┌──

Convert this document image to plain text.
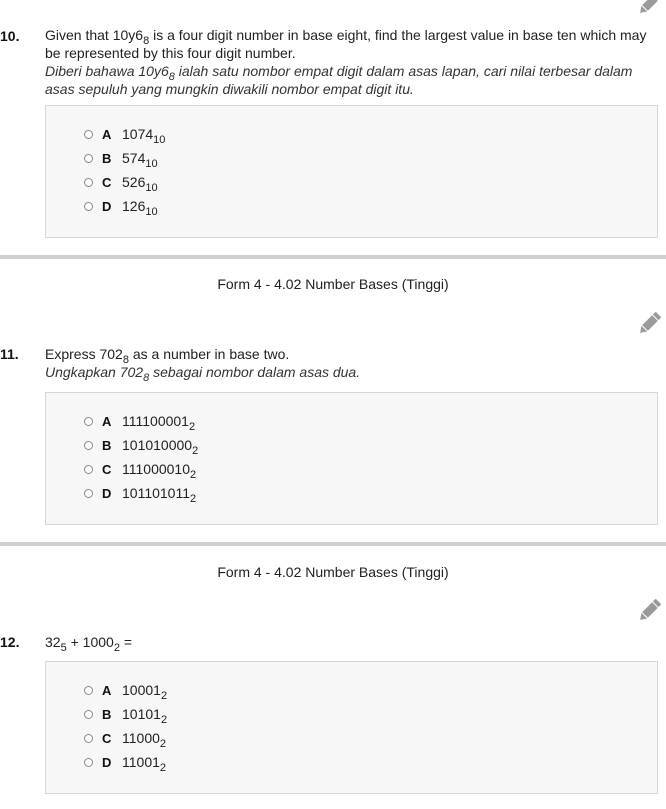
10. Given that $10y6_8$ is a four digit number in base eight, find the largest value in base ten which may be represented by this four digit number.
Diberi bahawa $10y6_8$ ialah satu nombor empat digit dalam asas lapan, cari nilai terbesar dalam asas sepuluh yang mungkin diwakili nombor empat digit itu.
A $1074_{10}$
B $574_{10}$
C $526_{10}$
D $126_{10}$
Form 4 - 4.02 Number Bases (Tinggi)
11. Express $702_8$ as a number in base two.
Ungkapkan $702_8$ sebagai nombor dalam asas dua.
A $111100001_2$
B $101010000_2$
C $111000010_2$
D $101101011_2$
Form 4 - 4.02 Number Bases (Tinggi)
12. $32_5 + 1000_2$ =
A $10001_2$
B $10101_2$
C $11000_2$
D $11001_2$
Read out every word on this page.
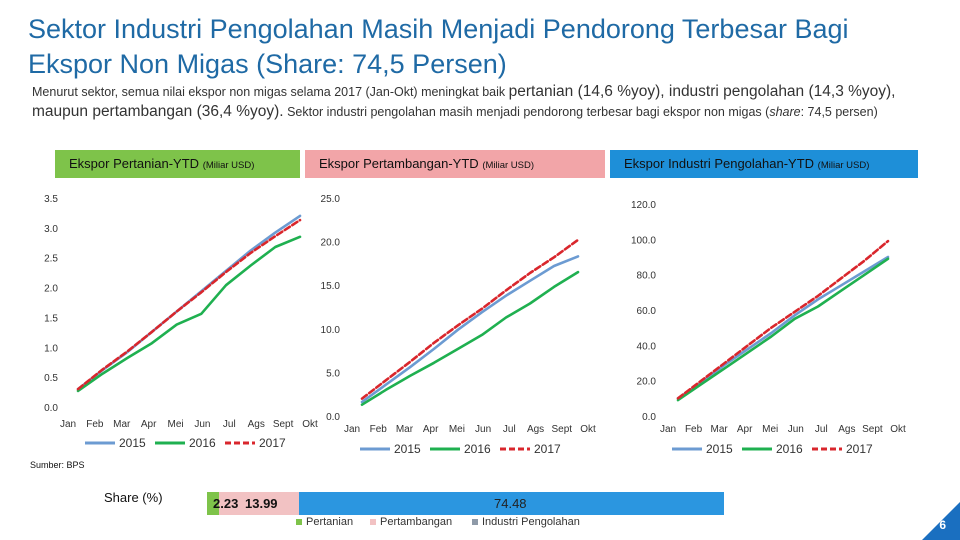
Sektor Industri Pengolahan Masih Menjadi Pendorong Terbesar Bagi
Ekspor Non Migas (Share: 74,5 Persen)
Menurut sektor, semua nilai ekspor non migas selama 2017 (Jan-Okt) meningkat baik pertanian (14,6 %yoy), industri pengolahan (14,3 %yoy), maupun pertambangan (36,4 %yoy). Sektor industri pengolahan masih menjadi pendorong terbesar bagi ekspor non migas (share: 74,5 persen)
Ekspor Pertanian-YTD (Miliar USD)	Ekspor Pertambangan-YTD (Miliar USD)	Ekspor Industri Pengolahan-YTD (Miliar USD)
0.0
0.5
1.0
1.5
2.0
2.5
3.0
3.5
Jan Feb Mar Apr Mei Jun Jul Ags Sept Okt
2015	2016	2017
0.0
5.0
10.0
15.0
20.0
25.0
Jan Feb Mar Apr Mei Jun Jul Ags Sept Okt
2015	2016	2017
0.0
20.0
40.0
60.0
80.0
100.0
120.0
Jan Feb Mar Apr Mei Jun Jul Ags Sept Okt
2015	2016	2017
Sumber: BPS
Share (%)	2.23 13.99	74.48
Pertanian	Pertambangan	Industri Pengolahan	6
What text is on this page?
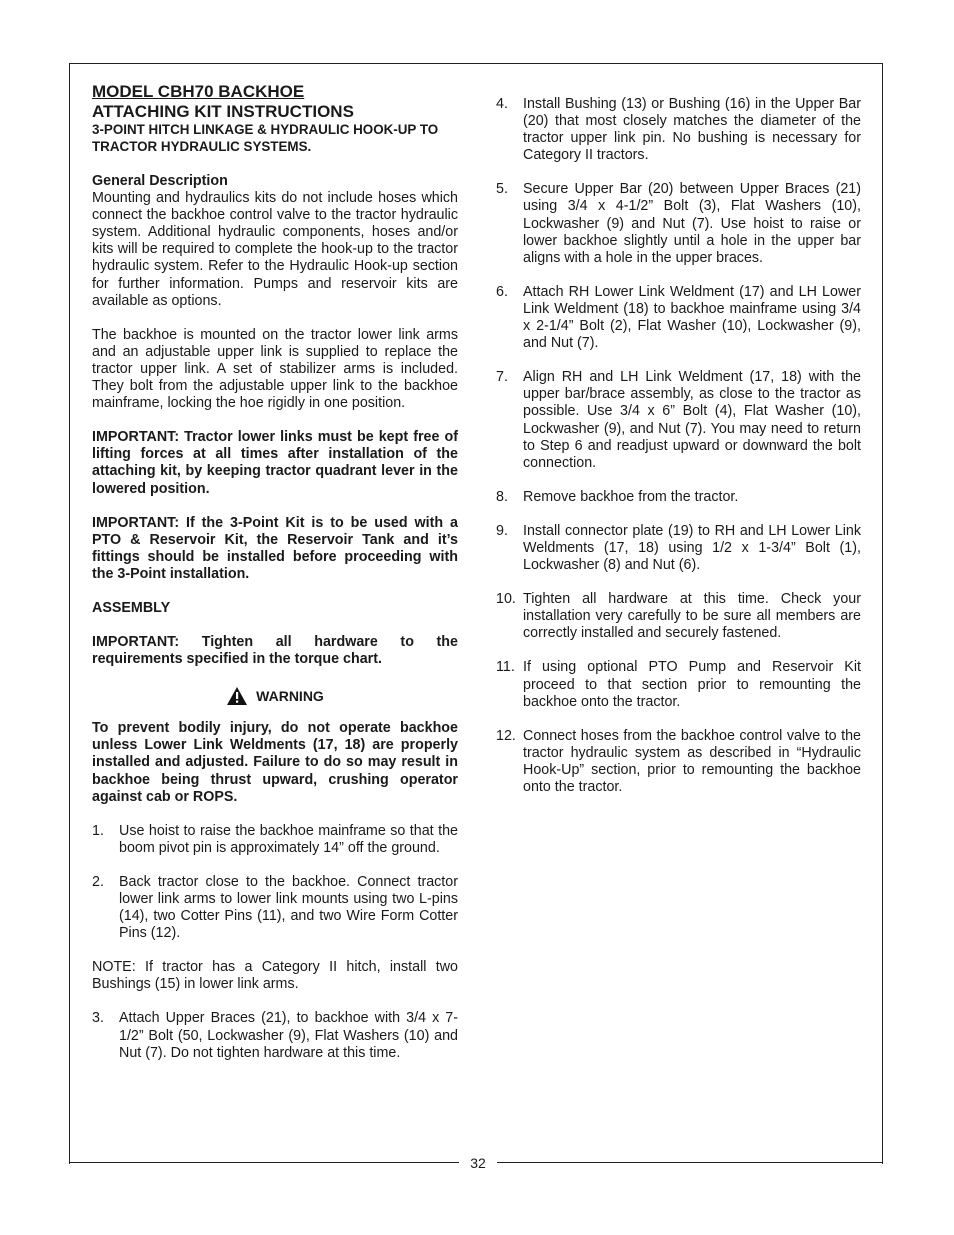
32
MODEL CBH70 BACKHOE
ATTACHING KIT INSTRUCTIONS
3-POINT HITCH LINKAGE & HYDRAULIC HOOK-UP TO TRACTOR HYDRAULIC SYSTEMS.
General Description

Mounting and hydraulics kits do not include hoses which connect the backhoe control valve to the tractor hydraulic system. Additional hydraulic components, hoses and/or kits will be required to complete the hook-up to the tractor hydraulic system. Refer to the Hydraulic Hook-up section for further information. Pumps and reservoir kits are available as options.

The backhoe is mounted on the tractor lower link arms and an adjustable upper link is supplied to replace the tractor upper link. A set of stabilizer arms is included. They bolt from the adjustable upper link to the backhoe mainframe, locking the hoe rigidly in one position.

IMPORTANT: Tractor lower links must be kept free of lifting forces at all times after installation of the attaching kit, by keeping tractor quadrant lever in the lowered position.

IMPORTANT: If the 3-Point Kit is to be used with a PTO & Reservoir Kit, the Reservoir Tank and it’s fittings should be installed before proceeding with the 3-Point installation.

ASSEMBLY

IMPORTANT: Tighten all hardware to the requirements specified in the torque chart.

WARNING

To prevent bodily injury, do not operate backhoe unless Lower Link Weldments (17, 18) are properly installed and adjusted. Failure to do so may result in backhoe being thrust upward, crushing operator against cab or ROPS.

1.	Use hoist to raise the backhoe mainframe so that the boom pivot pin is approximately 14” off the ground.
2.	Back tractor close to the backhoe. Connect tractor lower link arms to lower link mounts using two L-pins (14), two Cotter Pins (11), and two Wire Form Cotter Pins (12).

NOTE: If tractor has a Category II hitch, install two Bushings (15) in lower link arms.

3.	Attach Upper Braces (21), to backhoe with 3/4 x 7-1/2” Bolt (50, Lockwasher (9), Flat Washers (10) and Nut (7). Do not tighten hardware at this time.
4.	Install Bushing (13) or Bushing (16) in the Upper Bar (20) that most closely matches the diameter of the tractor upper link pin. No bushing is necessary for Category II tractors.
5.	Secure Upper Bar (20) between Upper Braces (21) using 3/4 x 4-1/2” Bolt (3), Flat Washers (10), Lockwasher (9) and Nut (7). Use hoist to raise or lower backhoe slightly until a hole in the upper bar aligns with a hole in the upper braces.
6.	Attach RH Lower Link Weldment (17) and LH Lower Link Weldment (18) to backhoe mainframe using 3/4 x 2-1/4” Bolt (2), Flat Washer (10), Lockwasher (9), and Nut (7).
7.	Align RH and LH Link Weldment (17, 18) with the upper bar/brace assembly, as close to the tractor as possible. Use 3/4 x 6” Bolt (4), Flat Washer (10), Lockwasher (9), and Nut (7). You may need to return to Step 6 and readjust upward or downward the bolt connection.
8.	Remove backhoe from the tractor.
9.	Install connector plate (19) to RH and LH Lower Link Weldments (17, 18) using 1/2 x 1-3/4” Bolt (1), Lockwasher (8) and Nut (6).
10. Tighten all hardware at this time. Check your installation very carefully to be sure all members are correctly installed and securely fastened.
11. If using optional PTO Pump and Reservoir Kit proceed to that section prior to remounting the backhoe onto the tractor.
12. Connect hoses from the backhoe control valve to the tractor hydraulic system as described in “Hydraulic Hook-Up” section, prior to remounting the backhoe onto the tractor.
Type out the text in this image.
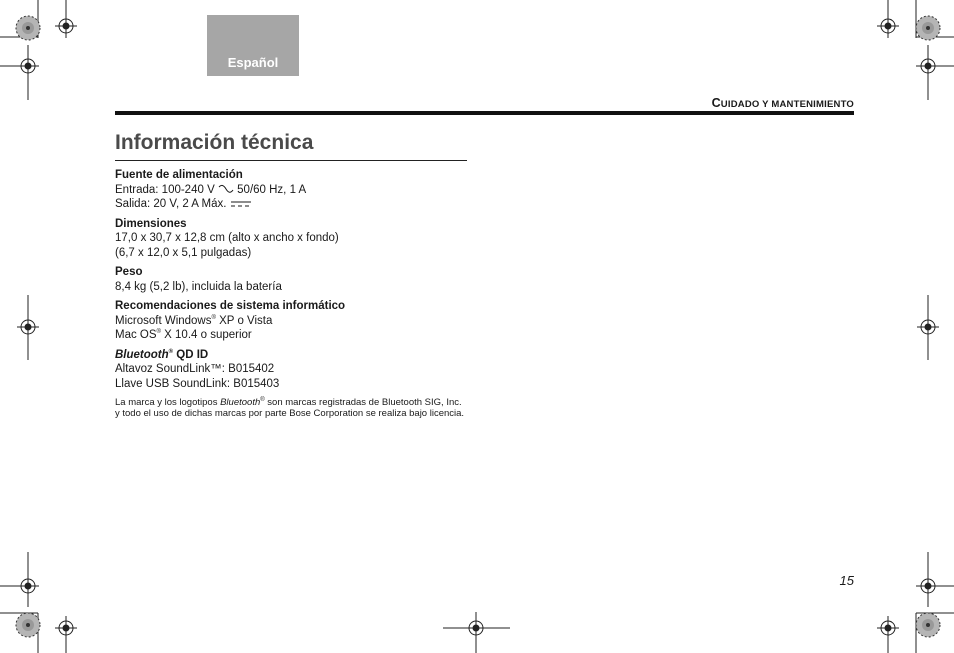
Español
CUIDADO Y MANTENIMIENTO
Información técnica
Fuente de alimentación
Entrada: 100-240 V  50/60 Hz, 1 A
Salida: 20 V, 2 A Máx.
Dimensiones
17,0 x 30,7 x 12,8 cm (alto x ancho x fondo)
(6,7 x 12,0 x 5,1 pulgadas)
Peso
8,4 kg (5,2 lb), incluida la batería
Recomendaciones de sistema informático
Microsoft Windows® XP o Vista
Mac OS® X 10.4 o superior
Bluetooth® QD ID
Altavoz SoundLink™: B015402
Llave USB SoundLink: B015403
La marca y los logotipos Bluetooth® son marcas registradas de Bluetooth SIG, Inc. y todo el uso de dichas marcas por parte Bose Corporation se realiza bajo licencia.
15
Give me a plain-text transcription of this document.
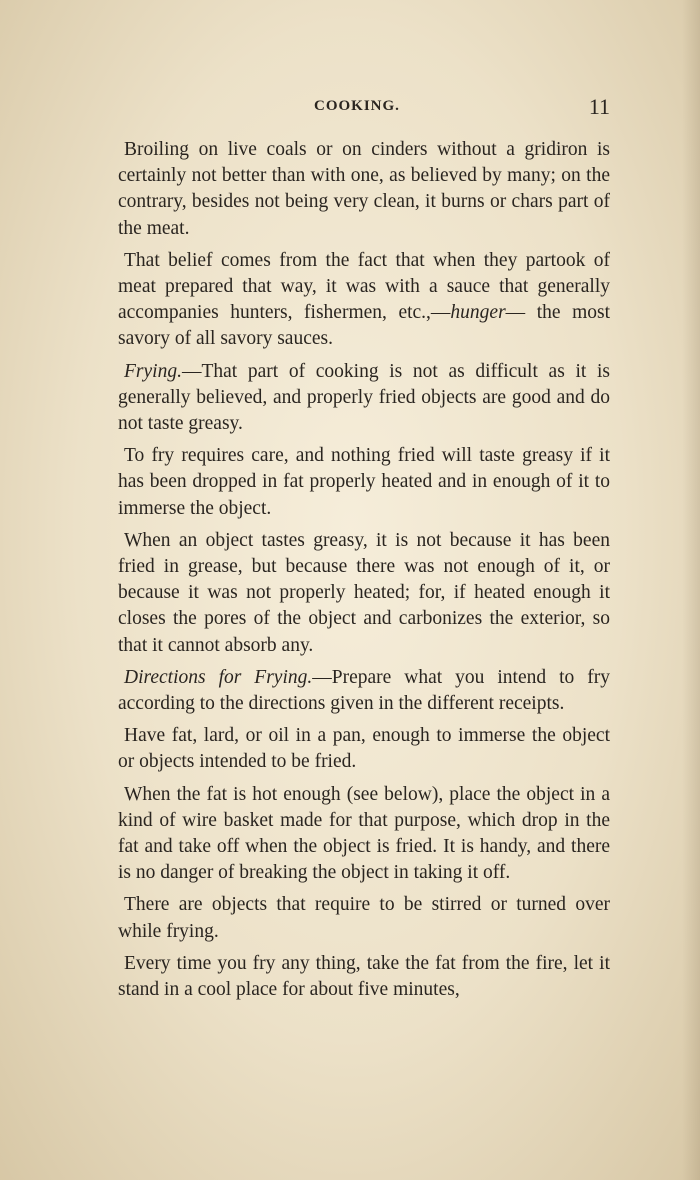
COOKING.	11

Broiling on live coals or on cinders without a gridiron is certainly not better than with one, as believed by many; on the contrary, besides not being very clean, it burns or chars part of the meat.

That belief comes from the fact that when they partook of meat prepared that way, it was with a sauce that generally accompanies hunters, fishermen, etc.,—hunger— the most savory of all savory sauces.

Frying.—That part of cooking is not as difficult as it is generally believed, and properly fried objects are good and do not taste greasy.

To fry requires care, and nothing fried will taste greasy if it has been dropped in fat properly heated and in enough of it to immerse the object.

When an object tastes greasy, it is not because it has been fried in grease, but because there was not enough of it, or because it was not properly heated; for, if heated enough it closes the pores of the object and carbonizes the exterior, so that it cannot absorb any.

Directions for Frying.—Prepare what you intend to fry according to the directions given in the different receipts.

Have fat, lard, or oil in a pan, enough to immerse the object or objects intended to be fried.

When the fat is hot enough (see below), place the object in a kind of wire basket made for that purpose, which drop in the fat and take off when the object is fried. It is handy, and there is no danger of breaking the object in taking it off.

There are objects that require to be stirred or turned over while frying.

Every time you fry any thing, take the fat from the fire, let it stand in a cool place for about five minutes,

└──

The answer is a single number, the count of lines in the records that contain the string "text".

> Answer below
4